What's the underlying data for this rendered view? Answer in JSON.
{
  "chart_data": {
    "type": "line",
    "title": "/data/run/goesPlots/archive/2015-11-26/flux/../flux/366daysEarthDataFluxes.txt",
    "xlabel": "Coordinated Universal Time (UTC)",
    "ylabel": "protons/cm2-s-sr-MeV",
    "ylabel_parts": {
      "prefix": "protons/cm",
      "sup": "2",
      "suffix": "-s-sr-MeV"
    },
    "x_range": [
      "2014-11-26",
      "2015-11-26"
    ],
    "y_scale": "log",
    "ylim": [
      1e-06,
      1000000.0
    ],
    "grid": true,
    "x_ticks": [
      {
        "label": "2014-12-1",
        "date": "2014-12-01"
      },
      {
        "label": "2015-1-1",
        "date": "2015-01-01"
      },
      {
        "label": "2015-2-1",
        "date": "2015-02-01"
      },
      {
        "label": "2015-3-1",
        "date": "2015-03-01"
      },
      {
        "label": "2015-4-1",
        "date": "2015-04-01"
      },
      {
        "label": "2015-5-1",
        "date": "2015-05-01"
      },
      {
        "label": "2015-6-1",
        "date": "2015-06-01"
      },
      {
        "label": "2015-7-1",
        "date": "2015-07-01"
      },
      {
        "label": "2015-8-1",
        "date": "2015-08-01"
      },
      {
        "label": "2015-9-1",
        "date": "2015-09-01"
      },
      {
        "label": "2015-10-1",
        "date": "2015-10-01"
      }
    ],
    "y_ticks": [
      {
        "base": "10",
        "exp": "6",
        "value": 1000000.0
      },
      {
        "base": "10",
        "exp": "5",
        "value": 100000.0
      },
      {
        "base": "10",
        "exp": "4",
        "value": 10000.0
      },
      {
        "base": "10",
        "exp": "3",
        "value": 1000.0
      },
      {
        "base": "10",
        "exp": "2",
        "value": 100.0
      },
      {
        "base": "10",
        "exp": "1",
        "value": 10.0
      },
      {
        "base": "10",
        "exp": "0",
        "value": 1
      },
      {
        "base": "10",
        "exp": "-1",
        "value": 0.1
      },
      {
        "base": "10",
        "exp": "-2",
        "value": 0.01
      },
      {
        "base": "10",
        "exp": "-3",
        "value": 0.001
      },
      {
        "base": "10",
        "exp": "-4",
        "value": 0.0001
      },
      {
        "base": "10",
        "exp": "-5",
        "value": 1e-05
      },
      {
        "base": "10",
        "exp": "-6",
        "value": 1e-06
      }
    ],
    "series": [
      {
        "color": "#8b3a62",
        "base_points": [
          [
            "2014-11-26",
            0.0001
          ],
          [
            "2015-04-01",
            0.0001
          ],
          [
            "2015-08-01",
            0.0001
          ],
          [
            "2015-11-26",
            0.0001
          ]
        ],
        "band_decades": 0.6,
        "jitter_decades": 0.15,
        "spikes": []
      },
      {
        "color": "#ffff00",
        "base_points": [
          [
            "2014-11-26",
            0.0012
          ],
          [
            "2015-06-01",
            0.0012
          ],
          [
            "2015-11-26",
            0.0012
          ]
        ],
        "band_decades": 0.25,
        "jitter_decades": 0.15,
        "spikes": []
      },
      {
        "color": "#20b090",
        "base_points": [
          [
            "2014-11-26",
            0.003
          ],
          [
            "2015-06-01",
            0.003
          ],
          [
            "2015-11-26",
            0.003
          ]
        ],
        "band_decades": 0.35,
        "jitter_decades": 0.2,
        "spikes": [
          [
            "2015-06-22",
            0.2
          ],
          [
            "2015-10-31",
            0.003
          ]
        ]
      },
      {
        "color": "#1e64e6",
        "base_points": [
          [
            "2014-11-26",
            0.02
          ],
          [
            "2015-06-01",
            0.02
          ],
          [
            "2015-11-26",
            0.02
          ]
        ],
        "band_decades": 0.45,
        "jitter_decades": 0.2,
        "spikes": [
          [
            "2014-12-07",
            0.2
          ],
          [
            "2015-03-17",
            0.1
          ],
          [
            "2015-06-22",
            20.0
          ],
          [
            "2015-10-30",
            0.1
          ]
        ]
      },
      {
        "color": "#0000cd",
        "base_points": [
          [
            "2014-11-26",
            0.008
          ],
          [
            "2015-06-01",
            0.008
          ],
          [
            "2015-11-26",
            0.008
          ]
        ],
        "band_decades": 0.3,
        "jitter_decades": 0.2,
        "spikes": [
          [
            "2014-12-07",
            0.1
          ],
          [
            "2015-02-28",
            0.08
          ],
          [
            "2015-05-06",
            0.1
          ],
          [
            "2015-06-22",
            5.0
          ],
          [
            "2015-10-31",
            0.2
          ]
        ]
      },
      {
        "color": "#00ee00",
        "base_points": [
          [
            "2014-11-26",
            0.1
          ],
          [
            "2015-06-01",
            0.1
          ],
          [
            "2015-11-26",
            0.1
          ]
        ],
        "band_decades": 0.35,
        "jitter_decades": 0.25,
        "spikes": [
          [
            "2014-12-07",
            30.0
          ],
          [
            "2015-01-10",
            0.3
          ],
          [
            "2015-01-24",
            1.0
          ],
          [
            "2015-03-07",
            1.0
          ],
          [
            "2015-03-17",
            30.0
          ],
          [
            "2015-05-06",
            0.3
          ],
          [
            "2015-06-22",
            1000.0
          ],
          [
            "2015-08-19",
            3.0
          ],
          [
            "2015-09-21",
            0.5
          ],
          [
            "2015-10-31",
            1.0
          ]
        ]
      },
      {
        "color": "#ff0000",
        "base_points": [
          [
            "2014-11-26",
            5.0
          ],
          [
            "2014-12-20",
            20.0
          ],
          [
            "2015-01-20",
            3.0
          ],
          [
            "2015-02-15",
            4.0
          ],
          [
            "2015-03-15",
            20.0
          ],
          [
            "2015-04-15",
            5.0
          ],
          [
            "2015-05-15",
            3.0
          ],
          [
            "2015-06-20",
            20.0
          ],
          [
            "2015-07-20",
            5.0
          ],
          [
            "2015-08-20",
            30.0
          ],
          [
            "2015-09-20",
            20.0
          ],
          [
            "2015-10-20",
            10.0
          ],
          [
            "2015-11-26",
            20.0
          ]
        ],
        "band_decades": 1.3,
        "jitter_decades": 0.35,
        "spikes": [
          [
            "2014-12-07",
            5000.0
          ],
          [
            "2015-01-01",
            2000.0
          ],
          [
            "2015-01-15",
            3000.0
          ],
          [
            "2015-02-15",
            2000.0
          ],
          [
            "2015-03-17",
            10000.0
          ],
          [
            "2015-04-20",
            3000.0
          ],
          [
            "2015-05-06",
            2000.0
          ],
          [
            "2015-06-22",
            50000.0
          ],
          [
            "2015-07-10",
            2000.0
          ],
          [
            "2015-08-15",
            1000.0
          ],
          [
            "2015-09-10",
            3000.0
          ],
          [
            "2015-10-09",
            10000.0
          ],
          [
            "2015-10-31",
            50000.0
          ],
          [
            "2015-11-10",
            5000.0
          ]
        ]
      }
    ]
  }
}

## Directions
Repeat the material above in full, exactly as it stands.

## Written reply
What's the underlying data for this rendered view? Answer in JSON.
{
  "chart_data": {
    "type": "line",
    "title": "/data/run/goesPlots/archive/2015-11-26/flux/../flux/366daysEarthDataFluxes.txt",
    "xlabel": "Coordinated Universal Time (UTC)",
    "ylabel": "protons/cm2-s-sr-MeV",
    "ylabel_parts": {
      "prefix": "protons/cm",
      "sup": "2",
      "suffix": "-s-sr-MeV"
    },
    "x_range": [
      "2014-11-26",
      "2015-11-26"
    ],
    "y_scale": "log",
    "ylim": [
      1e-06,
      1000000.0
    ],
    "grid": true,
    "x_ticks": [
      {
        "label": "2014-12-1",
        "date": "2014-12-01"
      },
      {
        "label": "2015-1-1",
        "date": "2015-01-01"
      },
      {
        "label": "2015-2-1",
        "date": "2015-02-01"
      },
      {
        "label": "2015-3-1",
        "date": "2015-03-01"
      },
      {
        "label": "2015-4-1",
        "date": "2015-04-01"
      },
      {
        "label": "2015-5-1",
        "date": "2015-05-01"
      },
      {
        "label": "2015-6-1",
        "date": "2015-06-01"
      },
      {
        "label": "2015-7-1",
        "date": "2015-07-01"
      },
      {
        "label": "2015-8-1",
        "date": "2015-08-01"
      },
      {
        "label": "2015-9-1",
        "date": "2015-09-01"
      },
      {
        "label": "2015-10-1",
        "date": "2015-10-01"
      }
    ],
    "y_ticks": [
      {
        "base": "10",
        "exp": "6",
        "value": 1000000.0
      },
      {
        "base": "10",
        "exp": "5",
        "value": 100000.0
      },
      {
        "base": "10",
        "exp": "4",
        "value": 10000.0
      },
      {
        "base": "10",
        "exp": "3",
        "value": 1000.0
      },
      {
        "base": "10",
        "exp": "2",
        "value": 100.0
      },
      {
        "base": "10",
        "exp": "1",
        "value": 10.0
      },
      {
        "base": "10",
        "exp": "0",
        "value": 1
      },
      {
        "base": "10",
        "exp": "-1",
        "value": 0.1
      },
      {
        "base": "10",
        "exp": "-2",
        "value": 0.01
      },
      {
        "base": "10",
        "exp": "-3",
        "value": 0.001
      },
      {
        "base": "10",
        "exp": "-4",
        "value": 0.0001
      },
      {
        "base": "10",
        "exp": "-5",
        "value": 1e-05
      },
      {
        "base": "10",
        "exp": "-6",
        "value": 1e-06
      }
    ],
    "series": [
      {
        "color": "#8b3a62",
        "base_points": [
          [
            "2014-11-26",
            0.0001
          ],
          [
            "2015-04-01",
            0.0001
          ],
          [
            "2015-08-01",
            0.0001
          ],
          [
            "2015-11-26",
            0.0001
          ]
        ],
        "band_decades": 0.6,
        "jitter_decades": 0.15,
        "spikes": []
      },
      {
        "color": "#ffff00",
        "base_points": [
          [
            "2014-11-26",
            0.0012
          ],
          [
            "2015-06-01",
            0.0012
          ],
          [
            "2015-11-26",
            0.0012
          ]
        ],
        "band_decades": 0.25,
        "jitter_decades": 0.15,
        "spikes": []
      },
      {
        "color": "#20b090",
        "base_points": [
          [
            "2014-11-26",
            0.003
          ],
          [
            "2015-06-01",
            0.003
          ],
          [
            "2015-11-26",
            0.003
          ]
        ],
        "band_decades": 0.35,
        "jitter_decades": 0.2,
        "spikes": [
          [
            "2015-06-22",
            0.2
          ],
          [
            "2015-10-31",
            0.003
          ]
        ]
      },
      {
        "color": "#1e64e6",
        "base_points": [
          [
            "2014-11-26",
            0.02
          ],
          [
            "2015-06-01",
            0.02
          ],
          [
            "2015-11-26",
            0.02
          ]
        ],
        "band_decades": 0.45,
        "jitter_decades": 0.2,
        "spikes": [
          [
            "2014-12-07",
            0.2
          ],
          [
            "2015-03-17",
            0.1
          ],
          [
            "2015-06-22",
            20.0
          ],
          [
            "2015-10-30",
            0.1
          ]
        ]
      },
      {
        "color": "#0000cd",
        "base_points": [
          [
            "2014-11-26",
            0.008
          ],
          [
            "2015-06-01",
            0.008
          ],
          [
            "2015-11-26",
            0.008
          ]
        ],
        "band_decades": 0.3,
        "jitter_decades": 0.2,
        "spikes": [
          [
            "2014-12-07",
            0.1
          ],
          [
            "2015-02-28",
            0.08
          ],
          [
            "2015-05-06",
            0.1
          ],
          [
            "2015-06-22",
            5.0
          ],
          [
            "2015-10-31",
            0.2
          ]
        ]
      },
      {
        "color": "#00ee00",
        "base_points": [
          [
            "2014-11-26",
            0.1
          ],
          [
            "2015-06-01",
            0.1
          ],
          [
            "2015-11-26",
            0.1
          ]
        ],
        "band_decades": 0.35,
        "jitter_decades": 0.25,
        "spikes": [
          [
            "2014-12-07",
            30.0
          ],
          [
            "2015-01-10",
            0.3
          ],
          [
            "2015-01-24",
            1.0
          ],
          [
            "2015-03-07",
            1.0
          ],
          [
            "2015-03-17",
            30.0
          ],
          [
            "2015-05-06",
            0.3
          ],
          [
            "2015-06-22",
            1000.0
          ],
          [
            "2015-08-19",
            3.0
          ],
          [
            "2015-09-21",
            0.5
          ],
          [
            "2015-10-31",
            1.0
          ]
        ]
      },
      {
        "color": "#ff0000",
        "base_points": [
          [
            "2014-11-26",
            5.0
          ],
          [
            "2014-12-20",
            20.0
          ],
          [
            "2015-01-20",
            3.0
          ],
          [
            "2015-02-15",
            4.0
          ],
          [
            "2015-03-15",
            20.0
          ],
          [
            "2015-04-15",
            5.0
          ],
          [
            "2015-05-15",
            3.0
          ],
          [
            "2015-06-20",
            20.0
          ],
          [
            "2015-07-20",
            5.0
          ],
          [
            "2015-08-20",
            30.0
          ],
          [
            "2015-09-20",
            20.0
          ],
          [
            "2015-10-20",
            10.0
          ],
          [
            "2015-11-26",
            20.0
          ]
        ],
        "band_decades": 1.3,
        "jitter_decades": 0.35,
        "spikes": [
          [
            "2014-12-07",
            5000.0
          ],
          [
            "2015-01-01",
            2000.0
          ],
          [
            "2015-01-15",
            3000.0
          ],
          [
            "2015-02-15",
            2000.0
          ],
          [
            "2015-03-17",
            10000.0
          ],
          [
            "2015-04-20",
            3000.0
          ],
          [
            "2015-05-06",
            2000.0
          ],
          [
            "2015-06-22",
            50000.0
          ],
          [
            "2015-07-10",
            2000.0
          ],
          [
            "2015-08-15",
            1000.0
          ],
          [
            "2015-09-10",
            3000.0
          ],
          [
            "2015-10-09",
            10000.0
          ],
          [
            "2015-10-31",
            50000.0
          ],
          [
            "2015-11-10",
            5000.0
          ]
        ]
      }
    ]
  }
}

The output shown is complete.